┌────────

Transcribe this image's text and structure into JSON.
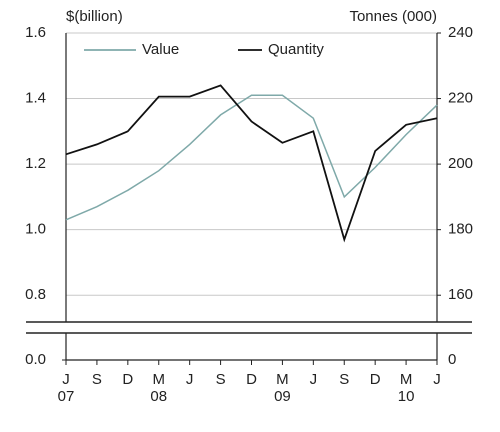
{
  "chart_data": {
    "type": "line",
    "y_label": "$(billion)",
    "y2_label": "Tonnes (000)",
    "categories": [
      "J",
      "S",
      "D",
      "M",
      "J",
      "S",
      "D",
      "M",
      "J",
      "S",
      "D",
      "M",
      "J"
    ],
    "year_labels": [
      "07",
      null,
      null,
      "08",
      null,
      null,
      null,
      "09",
      null,
      null,
      null,
      "10",
      null
    ],
    "series": [
      {
        "name": "Value",
        "color": "#7fa9a9",
        "values": [
          1.03,
          1.07,
          1.12,
          1.18,
          1.26,
          1.35,
          1.41,
          1.41,
          1.34,
          1.1,
          1.19,
          1.29,
          1.38
        ]
      },
      {
        "name": "Quantity",
        "color": "#111111",
        "axis": "y2",
        "values": [
          203,
          206,
          210,
          220.6,
          220.6,
          224,
          213,
          206.5,
          210,
          177,
          204,
          212,
          214
        ]
      }
    ],
    "ylim": [
      0.7,
      1.6
    ],
    "yticks": [
      {
        "value": 1.6,
        "label": "1.6"
      },
      1.4,
      1.2,
      {
        "value": 1.0,
        "label": "1.0"
      },
      0.8
    ],
    "y_break_tick": {
      "value": 0,
      "label": "0.0"
    },
    "y2lim": [
      150,
      240
    ],
    "y2ticks": [
      240,
      220,
      200,
      180,
      160
    ],
    "y2_break_tick": 0,
    "grid": true,
    "legend": "top"
  }
}
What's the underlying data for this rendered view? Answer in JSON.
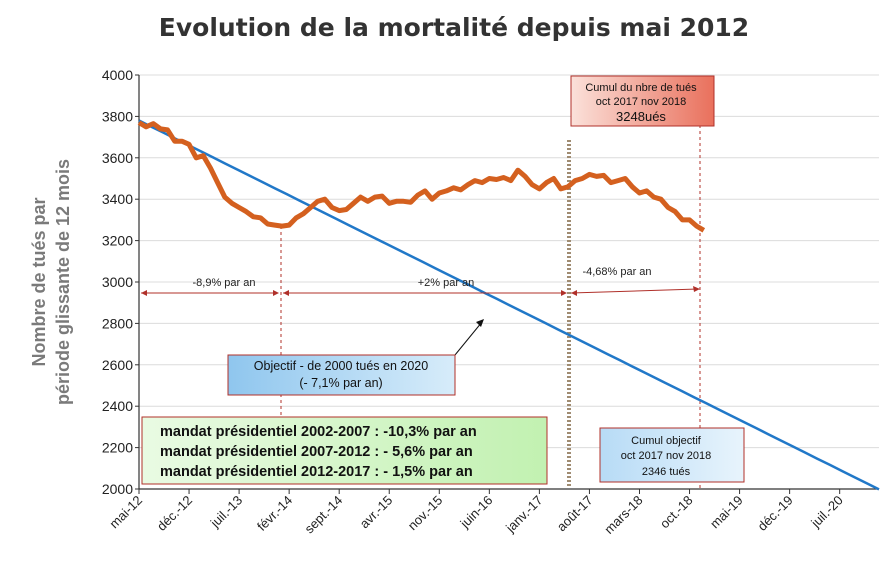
{
  "chart_data": {
    "type": "line",
    "title": "Evolution de la mortalité depuis mai 2012",
    "ylabel_lines": [
      "Nombre de tués par",
      "période  glissante de 12 mois"
    ],
    "xlabel": "",
    "ylim": [
      2000,
      4000
    ],
    "yticks": [
      2000,
      2200,
      2400,
      2600,
      2800,
      3000,
      3200,
      3400,
      3600,
      3800,
      4000
    ],
    "x_tick_labels": [
      "mai-12",
      "déc.-12",
      "juil.-13",
      "févr.-14",
      "sept.-14",
      "avr.-15",
      "nov.-15",
      "juin-16",
      "janv.-17",
      "août-17",
      "mars-18",
      "oct.-18",
      "mai-19",
      "déc.-19",
      "juil.-20"
    ],
    "grid": true,
    "colors": {
      "actual": "#d4601f",
      "objective": "#2178c8",
      "divider": "#a08c72",
      "marker": "#b0302a"
    },
    "series": [
      {
        "key": "actual",
        "start": "mai-12",
        "values": [
          3770,
          3750,
          3765,
          3740,
          3735,
          3680,
          3680,
          3665,
          3600,
          3610,
          3550,
          3480,
          3410,
          3380,
          3360,
          3340,
          3315,
          3310,
          3280,
          3275,
          3270,
          3275,
          3310,
          3330,
          3360,
          3390,
          3400,
          3360,
          3345,
          3350,
          3380,
          3410,
          3390,
          3410,
          3415,
          3380,
          3390,
          3390,
          3385,
          3420,
          3440,
          3400,
          3430,
          3440,
          3455,
          3445,
          3470,
          3490,
          3480,
          3500,
          3495,
          3505,
          3490,
          3540,
          3510,
          3470,
          3450,
          3480,
          3500,
          3450,
          3460,
          3490,
          3500,
          3520,
          3510,
          3515,
          3480,
          3490,
          3500,
          3460,
          3430,
          3440,
          3410,
          3400,
          3360,
          3340,
          3300,
          3300,
          3270,
          3250
        ]
      },
      {
        "key": "objective",
        "start": "mai-12",
        "values": [
          3780,
          1998
        ],
        "end": "déc.-20"
      }
    ],
    "annotations": {
      "pct1": "-8,9% par an",
      "pct2": "+2% par an",
      "pct3": "-4,68% par an",
      "objectif_line1": "Objectif - de 2000 tués en 2020",
      "objectif_line2": "(- 7,1% par an)",
      "cumul_real_line1": "Cumul du nbre de tués",
      "cumul_real_line2": "oct 2017 nov 2018",
      "cumul_real_line3": "3248ués",
      "cumul_obj_line1": "Cumul objectif",
      "cumul_obj_line2": "oct 2017 nov 2018",
      "cumul_obj_line3": "2346 tués",
      "mandat1": "mandat présidentiel 2002-2007 : -10,3% par an",
      "mandat2": "mandat présidentiel 2007-2012 : - 5,6% par an",
      "mandat3": "mandat présidentiel 2012-2017 : - 1,5% par an"
    }
  }
}
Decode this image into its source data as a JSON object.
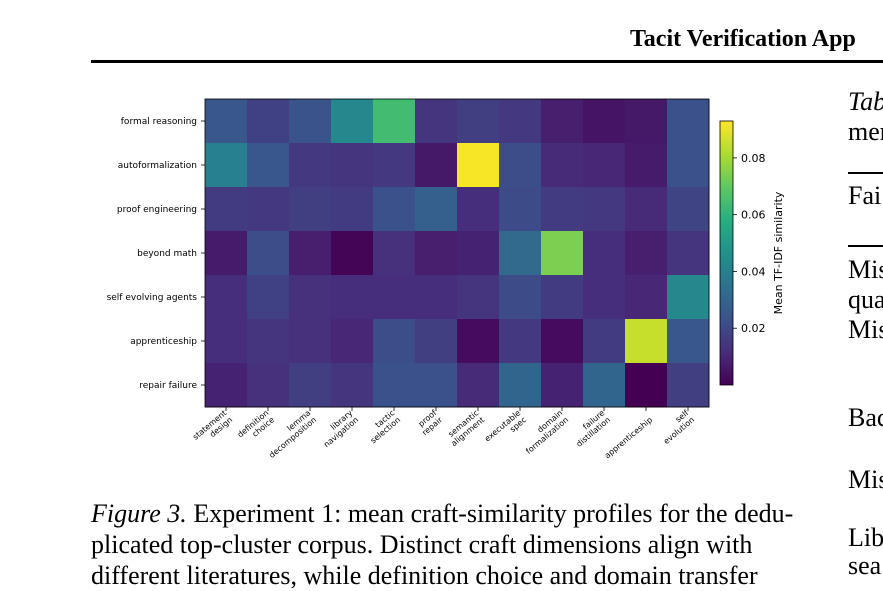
{
  "header": {
    "running_title": "Tacit Verification App"
  },
  "chart_data": {
    "type": "heatmap",
    "rows": [
      "formal reasoning",
      "autoformalization",
      "proof engineering",
      "beyond math",
      "self evolving agents",
      "apprenticeship",
      "repair failure"
    ],
    "columns": [
      "statement design",
      "definition choice",
      "lemma decomposition",
      "library navigation",
      "tactic selection",
      "proof repair",
      "semantic alignment",
      "executable spec",
      "domain formalization",
      "failure distillation",
      "apprenticeship",
      "self evolution"
    ],
    "values": [
      [
        0.025,
        0.018,
        0.024,
        0.043,
        0.064,
        0.014,
        0.017,
        0.015,
        0.008,
        0.005,
        0.006,
        0.023
      ],
      [
        0.04,
        0.025,
        0.015,
        0.014,
        0.015,
        0.006,
        0.092,
        0.022,
        0.011,
        0.01,
        0.007,
        0.023
      ],
      [
        0.016,
        0.015,
        0.017,
        0.016,
        0.023,
        0.028,
        0.012,
        0.021,
        0.016,
        0.015,
        0.011,
        0.019
      ],
      [
        0.007,
        0.022,
        0.008,
        0.001,
        0.013,
        0.008,
        0.009,
        0.032,
        0.074,
        0.012,
        0.008,
        0.014
      ],
      [
        0.012,
        0.018,
        0.013,
        0.012,
        0.012,
        0.012,
        0.014,
        0.021,
        0.016,
        0.012,
        0.01,
        0.043
      ],
      [
        0.012,
        0.014,
        0.013,
        0.01,
        0.022,
        0.017,
        0.003,
        0.015,
        0.003,
        0.016,
        0.085,
        0.025
      ],
      [
        0.009,
        0.013,
        0.017,
        0.014,
        0.023,
        0.023,
        0.011,
        0.03,
        0.009,
        0.03,
        0.0,
        0.017
      ]
    ],
    "colorbar": {
      "label": "Mean TF-IDF similarity",
      "ticks": [
        "0.02",
        "0.04",
        "0.06",
        "0.08"
      ],
      "range": [
        0.0,
        0.093
      ]
    },
    "colormap": "viridis"
  },
  "caption": {
    "label": "Figure 3.",
    "line1": "Experiment 1: mean craft-similarity profiles for the dedu-",
    "line2": "plicated top-cluster corpus. Distinct craft dimensions align with",
    "line3": "different literatures, while definition choice and domain transfer"
  },
  "right_column": {
    "table_caption_1": "Tab",
    "table_caption_2": "men",
    "header_cell": "Fai",
    "row_1": "Mis",
    "row_2": "qua",
    "row_3": "Mis",
    "row_4": "Bac",
    "row_5": "Mis",
    "row_6": "Lib",
    "row_7": "sea"
  }
}
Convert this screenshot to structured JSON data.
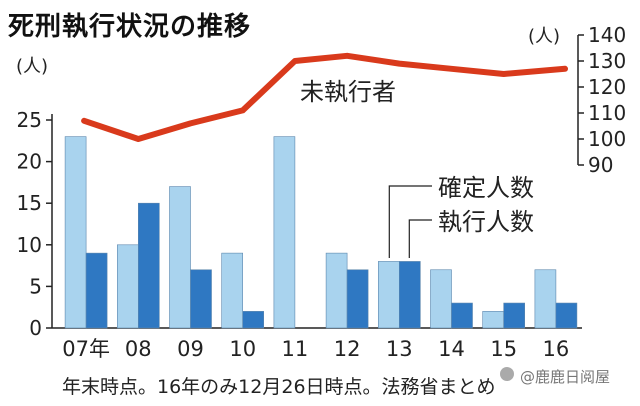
{
  "title": "死刑執行状況の推移",
  "footnote": "年末時点。16年のみ12月26日時点。法務省まとめ",
  "watermark": "@鹿鹿日阅屋",
  "chart_data": {
    "type": "bar",
    "categories": [
      "07年",
      "08",
      "09",
      "10",
      "11",
      "12",
      "13",
      "14",
      "15",
      "16"
    ],
    "ylabel": "(人)",
    "ylim": [
      0,
      25
    ],
    "yticks": [
      0,
      5,
      10,
      15,
      20,
      25
    ],
    "series": [
      {
        "name": "確定人数",
        "values": [
          23,
          10,
          17,
          9,
          23,
          9,
          8,
          7,
          2,
          7
        ],
        "color": "#a9d3ee"
      },
      {
        "name": "執行人数",
        "values": [
          9,
          15,
          7,
          2,
          0,
          7,
          8,
          3,
          3,
          3
        ],
        "color": "#2f78c2"
      }
    ],
    "line": {
      "name": "未執行者",
      "values": [
        107,
        100,
        106,
        111,
        130,
        132,
        129,
        127,
        125,
        127
      ],
      "color": "#d93a1c",
      "axis_label": "(人)",
      "ylim": [
        90,
        140
      ],
      "yticks": [
        90,
        100,
        110,
        120,
        130,
        140
      ]
    }
  }
}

└────────

- GIVEN TASK -
In the entries above, identify each line that includes the string "JSON", then copy it.

- SOLUTION FOR THIS TASK -
Transcribe this image's text and structure into JSON.
What's the underlying data for this rendered view? Answer in JSON.
Decode this image into its source data as a JSON object.
Convert this screenshot to structured JSON data.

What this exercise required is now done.